§ ENTRIES SHOWN
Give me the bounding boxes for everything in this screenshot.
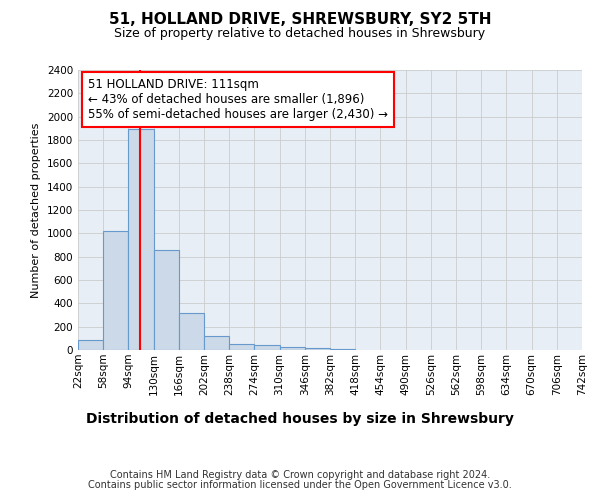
- Bar: [280, 346, 305, 350]
- Bar: [254, 345, 280, 350]
- Bar: [154, 250, 179, 350]
- Bar: [305, 348, 330, 350]
- Text: 51, HOLLAND DRIVE, SHREWSBURY, SY2 5TH: 51, HOLLAND DRIVE, SHREWSBURY, SY2 5TH: [109, 12, 491, 28]
- Bar: [179, 312, 204, 350]
- Bar: [330, 349, 355, 350]
- Bar: [103, 231, 128, 350]
- Bar: [78, 340, 103, 350]
- Bar: [229, 344, 254, 350]
- Bar: [128, 130, 154, 350]
- Text: 51 HOLLAND DRIVE: 111sqm
← 43% of detached houses are smaller (1,896)
55% of sem: 51 HOLLAND DRIVE: 111sqm ← 43% of detach…: [88, 78, 388, 122]
- Text: Distribution of detached houses by size in Shrewsbury: Distribution of detached houses by size …: [86, 412, 514, 426]
- Text: Contains HM Land Registry data © Crown copyright and database right 2024.: Contains HM Land Registry data © Crown c…: [110, 470, 490, 480]
- Bar: [204, 336, 229, 350]
- Y-axis label: Number of detached properties: Number of detached properties: [31, 122, 41, 298]
- Text: Contains public sector information licensed under the Open Government Licence v3: Contains public sector information licen…: [88, 480, 512, 490]
- Text: Size of property relative to detached houses in Shrewsbury: Size of property relative to detached ho…: [115, 28, 485, 40]
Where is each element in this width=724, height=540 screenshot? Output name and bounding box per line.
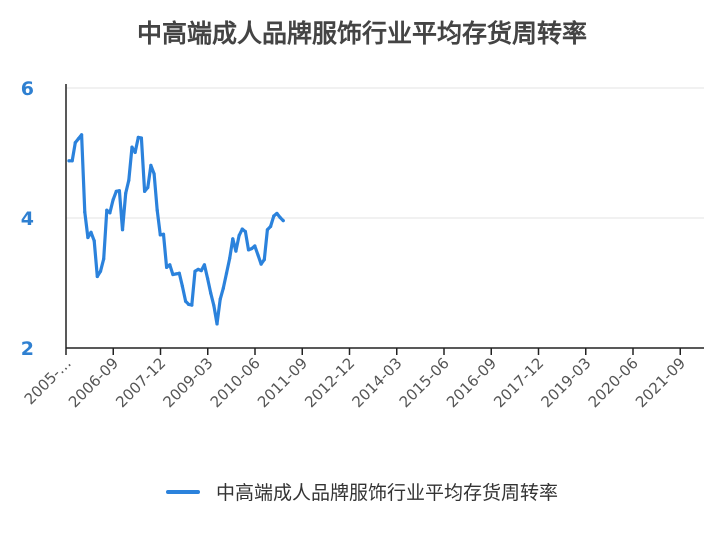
data-point[interactable] (183, 299, 188, 303)
data-point[interactable] (161, 232, 166, 236)
data-point[interactable] (102, 257, 106, 261)
data-point[interactable] (262, 258, 266, 262)
data-point[interactable] (275, 211, 279, 216)
data-point[interactable] (139, 136, 144, 140)
x-tick-label: 2019-03 (538, 354, 595, 411)
data-point[interactable] (152, 172, 156, 176)
data-point[interactable] (256, 253, 260, 257)
data-point[interactable] (237, 233, 241, 238)
data-point[interactable] (215, 322, 219, 326)
data-point[interactable] (89, 230, 93, 234)
y-axis-ticks: 2 4 6 (21, 78, 34, 360)
x-tick-label: 2014-03 (349, 354, 406, 411)
data-point[interactable] (98, 269, 103, 273)
data-point[interactable] (174, 272, 178, 276)
series-line (67, 133, 285, 326)
data-point[interactable] (155, 208, 159, 212)
data-point[interactable] (130, 145, 134, 149)
data-point[interactable] (70, 159, 74, 163)
data-point[interactable] (231, 237, 235, 241)
x-tick-label: 2020-06 (585, 354, 642, 411)
data-point[interactable] (187, 302, 191, 307)
data-point[interactable] (206, 276, 210, 281)
data-point[interactable] (272, 214, 276, 218)
data-point[interactable] (92, 239, 96, 243)
x-tick-label: 2010-06 (207, 354, 264, 411)
y-tick-label: 2 (21, 338, 34, 360)
data-point[interactable] (168, 263, 172, 267)
data-point[interactable] (177, 271, 181, 275)
data-point[interactable] (83, 210, 87, 214)
x-tick-label: 2015-06 (396, 354, 453, 411)
series-layer (67, 133, 285, 326)
data-point[interactable] (111, 198, 115, 202)
data-point[interactable] (124, 191, 128, 195)
data-point[interactable] (228, 256, 232, 260)
data-point[interactable] (146, 185, 150, 190)
data-point[interactable] (218, 297, 222, 301)
data-point[interactable] (143, 189, 147, 193)
data-point[interactable] (224, 271, 229, 275)
data-point[interactable] (117, 189, 121, 193)
data-point[interactable] (240, 227, 244, 231)
data-point[interactable] (259, 262, 263, 266)
data-point[interactable] (234, 249, 238, 253)
data-point[interactable] (76, 137, 81, 141)
data-point[interactable] (149, 163, 153, 167)
data-point[interactable] (246, 248, 251, 252)
chart-title: 中高端成人品牌服饰行业平均存货周转率 (136, 19, 587, 48)
axes (65, 84, 704, 349)
data-point[interactable] (209, 291, 213, 295)
x-tick-label: 2011-09 (254, 354, 311, 411)
data-point[interactable] (114, 189, 118, 193)
legend-label: 中高端成人品牌服饰行业平均存货周转率 (216, 482, 559, 504)
data-point[interactable] (202, 263, 207, 267)
legend[interactable]: 中高端成人品牌服饰行业平均存货周转率 (0, 478, 724, 505)
data-point[interactable] (95, 274, 99, 279)
data-point[interactable] (212, 304, 216, 308)
data-point[interactable] (281, 219, 285, 223)
data-point[interactable] (127, 178, 131, 182)
data-point[interactable] (193, 269, 197, 273)
x-tick-label: 2021-09 (632, 354, 689, 411)
data-point[interactable] (105, 208, 109, 212)
x-tick-label: 2017-12 (490, 354, 547, 411)
data-point[interactable] (133, 150, 137, 154)
legend-swatch (165, 489, 200, 494)
x-tick-label: 2016-09 (443, 354, 500, 411)
data-point[interactable] (73, 141, 77, 145)
data-point[interactable] (136, 135, 140, 139)
data-point[interactable] (243, 230, 247, 234)
data-point[interactable] (86, 235, 90, 240)
data-point[interactable] (171, 272, 175, 277)
data-point[interactable] (278, 215, 282, 219)
data-point[interactable] (190, 303, 194, 307)
data-point[interactable] (250, 246, 254, 251)
data-point[interactable] (158, 233, 162, 237)
data-point[interactable] (120, 228, 125, 232)
x-tick-label: 2009-03 (160, 354, 217, 411)
y-tick-label: 4 (21, 208, 34, 230)
data-point[interactable] (180, 284, 184, 288)
x-axis-ticks: 2005-…2006-092007-122009-032010-062011-0… (21, 348, 689, 411)
y-tick-label: 6 (21, 78, 34, 100)
data-point[interactable] (253, 244, 257, 248)
x-tick-label: 2006-09 (65, 354, 122, 411)
data-point[interactable] (199, 269, 203, 273)
grid-lines (66, 87, 704, 219)
data-point[interactable] (196, 267, 200, 271)
data-point[interactable] (67, 159, 71, 163)
x-tick-label: 2012-12 (301, 354, 358, 411)
x-tick-label: 2007-12 (112, 354, 169, 411)
data-point[interactable] (221, 286, 225, 290)
data-point[interactable] (265, 228, 270, 232)
data-point[interactable] (108, 211, 112, 215)
data-point[interactable] (269, 224, 273, 229)
data-point[interactable] (165, 265, 169, 269)
data-point[interactable] (80, 133, 84, 137)
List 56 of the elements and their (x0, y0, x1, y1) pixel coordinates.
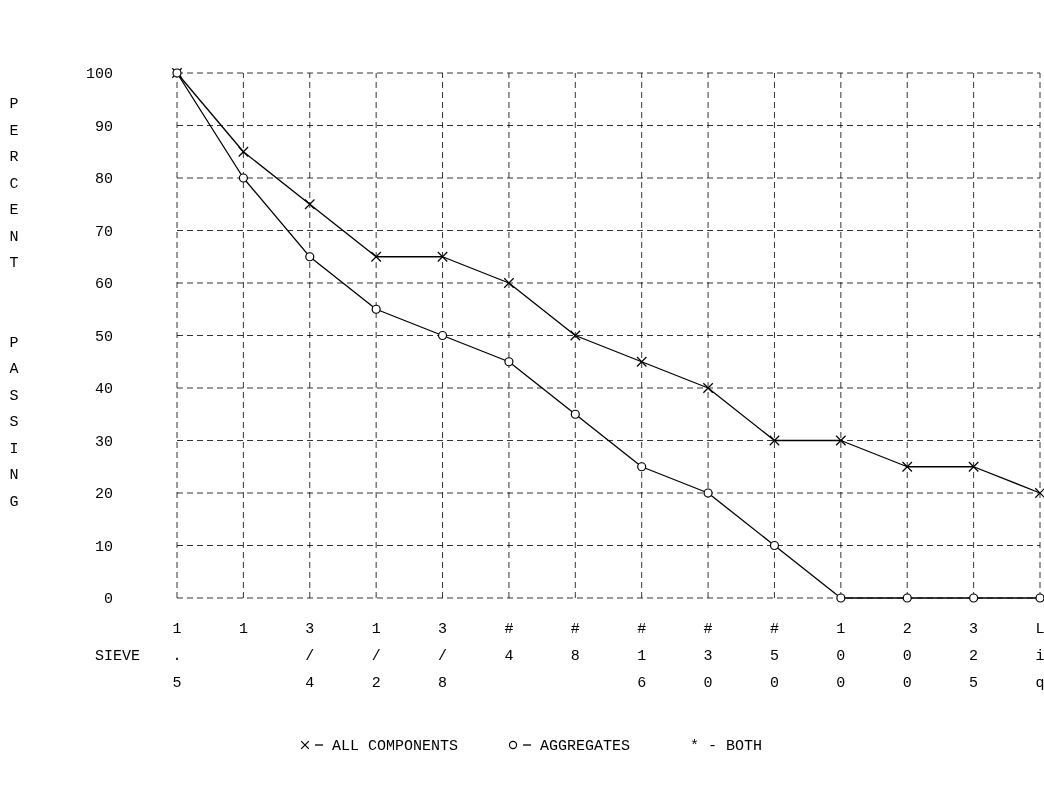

§ EXERCISE DIRECTIONS
Copy every line of the data above word for word, and leave the pictures out of your copy.

§ WORKED SOLUTION
Give me the bounding boxes for everything in this screenshot.
- Bar: [280, 346, 305, 350]
- Bar: [254, 345, 280, 350]
- Bar: [154, 250, 179, 350]
- Bar: [305, 348, 330, 350]
- Text: 51, HOLLAND DRIVE, SHREWSBURY, SY2 5TH: 51, HOLLAND DRIVE, SHREWSBURY, SY2 5TH: [109, 12, 491, 28]
- Bar: [179, 312, 204, 350]
- Bar: [330, 349, 355, 350]
- Bar: [103, 231, 128, 350]
- Bar: [78, 340, 103, 350]
- Bar: [229, 344, 254, 350]
- Bar: [128, 130, 154, 350]
- Text: 51 HOLLAND DRIVE: 111sqm
← 43% of detached houses are smaller (1,896)
55% of sem: 51 HOLLAND DRIVE: 111sqm ← 43% of detach…: [88, 78, 388, 122]
- Text: Distribution of detached houses by size in Shrewsbury: Distribution of detached houses by size …: [86, 412, 514, 426]
- Text: Contains HM Land Registry data © Crown copyright and database right 2024.: Contains HM Land Registry data © Crown c…: [110, 470, 490, 480]
- Bar: [204, 336, 229, 350]
- Y-axis label: Number of detached properties: Number of detached properties: [31, 122, 41, 298]
- Text: Contains public sector information licensed under the Open Government Licence v3: Contains public sector information licen…: [88, 480, 512, 490]
- Text: Size of property relative to detached houses in Shrewsbury: Size of property relative to detached ho…: [115, 28, 485, 40]
Where is each element in this width=724, height=540 screenshot? Output name and bounding box per line.
data-point[interactable] (183, 299, 188, 303)
data-point[interactable] (161, 232, 166, 236)
data-point[interactable] (102, 257, 106, 261)
data-point[interactable] (262, 258, 266, 262)
data-point[interactable] (275, 211, 279, 216)
data-point[interactable] (139, 136, 144, 140)
x-tick-label: 2019-03 (538, 354, 595, 411)
data-point[interactable] (152, 172, 156, 176)
data-point[interactable] (256, 253, 260, 257)
data-point[interactable] (237, 233, 241, 238)
data-point[interactable] (215, 322, 219, 326)
data-point[interactable] (89, 230, 93, 234)
y-axis-ticks: 2 4 6 (21, 78, 34, 360)
x-tick-label: 2014-03 (349, 354, 406, 411)
data-point[interactable] (98, 269, 103, 273)
data-point[interactable] (174, 272, 178, 276)
series-line (67, 133, 285, 326)
data-point[interactable] (155, 208, 159, 212)
data-point[interactable] (130, 145, 134, 149)
data-point[interactable] (70, 159, 74, 163)
data-point[interactable] (231, 237, 235, 241)
x-tick-label: 2020-06 (585, 354, 642, 411)
data-point[interactable] (187, 302, 191, 307)
data-point[interactable] (206, 276, 210, 281)
data-point[interactable] (272, 214, 276, 218)
data-point[interactable] (92, 239, 96, 243)
x-tick-label: 2010-06 (207, 354, 264, 411)
y-tick-label: 2 (21, 338, 34, 360)
data-point[interactable] (168, 263, 172, 267)
data-point[interactable] (177, 271, 181, 275)
data-point[interactable] (83, 210, 87, 214)
x-tick-label: 2015-06 (396, 354, 453, 411)
series-layer (67, 133, 285, 326)
data-point[interactable] (111, 198, 115, 202)
data-point[interactable] (124, 191, 128, 195)
data-point[interactable] (228, 256, 232, 260)
data-point[interactable] (146, 185, 150, 190)
data-point[interactable] (218, 297, 222, 301)
data-point[interactable] (143, 189, 147, 193)
data-point[interactable] (224, 271, 229, 275)
data-point[interactable] (117, 189, 121, 193)
data-point[interactable] (240, 227, 244, 231)
data-point[interactable] (259, 262, 263, 266)
data-point[interactable] (234, 249, 238, 253)
data-point[interactable] (76, 137, 81, 141)
data-point[interactable] (149, 163, 153, 167)
data-point[interactable] (246, 248, 251, 252)
chart-title: 中高端成人品牌服饰行业平均存货周转率 (136, 19, 587, 48)
axes (65, 84, 704, 349)
data-point[interactable] (209, 291, 213, 295)
x-tick-label: 2011-09 (254, 354, 311, 411)
data-point[interactable] (114, 189, 118, 193)
legend-label: 中高端成人品牌服饰行业平均存货周转率 (216, 482, 559, 504)
data-point[interactable] (202, 263, 207, 267)
legend[interactable]: 中高端成人品牌服饰行业平均存货周转率 (0, 478, 724, 505)
data-point[interactable] (95, 274, 99, 279)
data-point[interactable] (212, 304, 216, 308)
data-point[interactable] (281, 219, 285, 223)
data-point[interactable] (127, 178, 131, 182)
data-point[interactable] (193, 269, 197, 273)
x-tick-label: 2021-09 (632, 354, 689, 411)
data-point[interactable] (105, 208, 109, 212)
x-tick-label: 2017-12 (490, 354, 547, 411)
data-point[interactable] (133, 150, 137, 154)
legend-swatch (165, 489, 200, 494)
x-tick-label: 2016-09 (443, 354, 500, 411)
data-point[interactable] (73, 141, 77, 145)
data-point[interactable] (136, 135, 140, 139)
data-point[interactable] (243, 230, 247, 234)
data-point[interactable] (86, 235, 90, 240)
data-point[interactable] (171, 272, 175, 277)
data-point[interactable] (278, 215, 282, 219)
data-point[interactable] (190, 303, 194, 307)
data-point[interactable] (250, 246, 254, 251)
data-point[interactable] (158, 233, 162, 237)
data-point[interactable] (120, 228, 125, 232)
x-tick-label: 2009-03 (160, 354, 217, 411)
y-tick-label: 4 (21, 208, 34, 230)
data-point[interactable] (180, 284, 184, 288)
x-axis-ticks: 2005-…2006-092007-122009-032010-062011-0… (21, 348, 689, 411)
y-tick-label: 6 (21, 78, 34, 100)
data-point[interactable] (253, 244, 257, 248)
x-tick-label: 2006-09 (65, 354, 122, 411)
data-point[interactable] (199, 269, 203, 273)
grid-lines (66, 87, 704, 219)
data-point[interactable] (196, 267, 200, 271)
data-point[interactable] (67, 159, 71, 163)
x-tick-label: 2012-12 (301, 354, 358, 411)
x-tick-label: 2007-12 (112, 354, 169, 411)
data-point[interactable] (221, 286, 225, 290)
data-point[interactable] (265, 228, 270, 232)
data-point[interactable] (108, 211, 112, 215)
data-point[interactable] (269, 224, 273, 229)
data-point[interactable] (165, 265, 169, 269)
data-point[interactable] (80, 133, 84, 137)
List 56 of the elements and their (x0, y0, x1, y1) pixel coordinates.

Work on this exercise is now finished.